Give back every line exactly as it appears, pictures excluded.

── Extracted material ──

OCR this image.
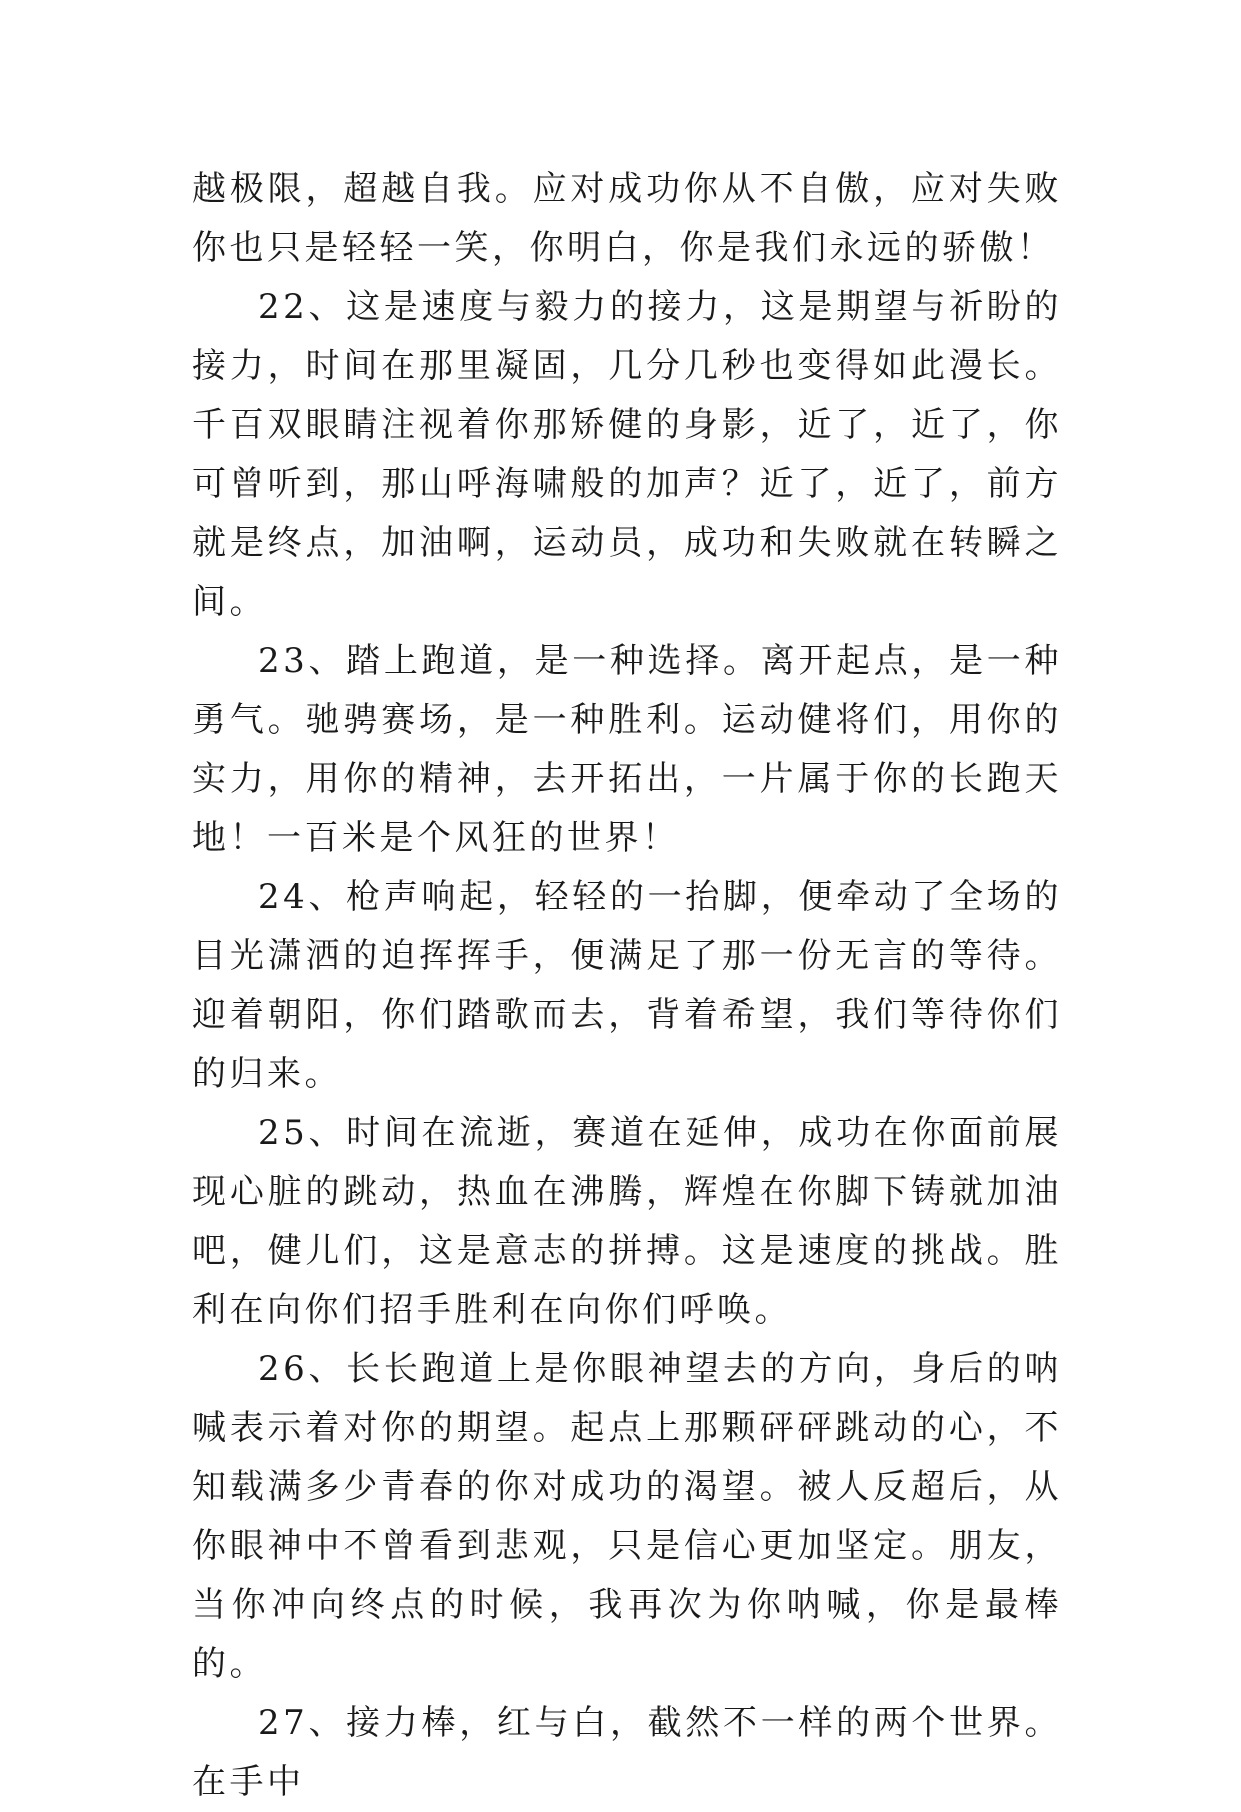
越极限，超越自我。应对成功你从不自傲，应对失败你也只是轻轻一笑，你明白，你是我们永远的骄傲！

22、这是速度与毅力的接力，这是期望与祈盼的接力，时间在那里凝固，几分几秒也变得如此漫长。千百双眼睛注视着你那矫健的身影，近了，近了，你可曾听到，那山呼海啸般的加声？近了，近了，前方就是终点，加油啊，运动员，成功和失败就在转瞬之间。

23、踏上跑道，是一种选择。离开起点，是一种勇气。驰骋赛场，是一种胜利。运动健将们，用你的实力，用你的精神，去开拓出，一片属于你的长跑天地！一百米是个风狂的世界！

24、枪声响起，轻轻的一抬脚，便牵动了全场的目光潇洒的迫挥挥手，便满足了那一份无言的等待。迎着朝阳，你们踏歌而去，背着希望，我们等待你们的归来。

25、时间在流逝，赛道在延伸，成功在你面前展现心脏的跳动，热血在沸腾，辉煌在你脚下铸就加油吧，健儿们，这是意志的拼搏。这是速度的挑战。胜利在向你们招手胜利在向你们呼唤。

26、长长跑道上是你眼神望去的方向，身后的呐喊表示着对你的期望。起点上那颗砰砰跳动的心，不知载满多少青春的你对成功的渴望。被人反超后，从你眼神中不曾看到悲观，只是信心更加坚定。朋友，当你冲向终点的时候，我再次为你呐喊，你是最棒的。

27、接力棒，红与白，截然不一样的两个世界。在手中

───

_Response to this task_.
OCR this image.
越极限，超越自我。应对成功你从不自傲，应对失败你也只是轻轻一笑，你明白，你是我们永远的骄傲！

22、这是速度与毅力的接力，这是期望与祈盼的接力，时间在那里凝固，几分几秒也变得如此漫长。千百双眼睛注视着你那矫健的身影，近了，近了，你可曾听到，那山呼海啸般的加声？近了，近了，前方就是终点，加油啊，运动员，成功和失败就在转瞬之间。

23、踏上跑道，是一种选择。离开起点，是一种勇气。驰骋赛场，是一种胜利。运动健将们，用你的实力，用你的精神，去开拓出，一片属于你的长跑天地！一百米是个风狂的世界！

24、枪声响起，轻轻的一抬脚，便牵动了全场的目光潇洒的迫挥挥手，便满足了那一份无言的等待。迎着朝阳，你们踏歌而去，背着希望，我们等待你们的归来。

25、时间在流逝，赛道在延伸，成功在你面前展现心脏的跳动，热血在沸腾，辉煌在你脚下铸就加油吧，健儿们，这是意志的拼搏。这是速度的挑战。胜利在向你们招手胜利在向你们呼唤。

26、长长跑道上是你眼神望去的方向，身后的呐喊表示着对你的期望。起点上那颗砰砰跳动的心，不知载满多少青春的你对成功的渴望。被人反超后，从你眼神中不曾看到悲观，只是信心更加坚定。朋友，当你冲向终点的时候，我再次为你呐喊，你是最棒的。

27、接力棒，红与白，截然不一样的两个世界。在手中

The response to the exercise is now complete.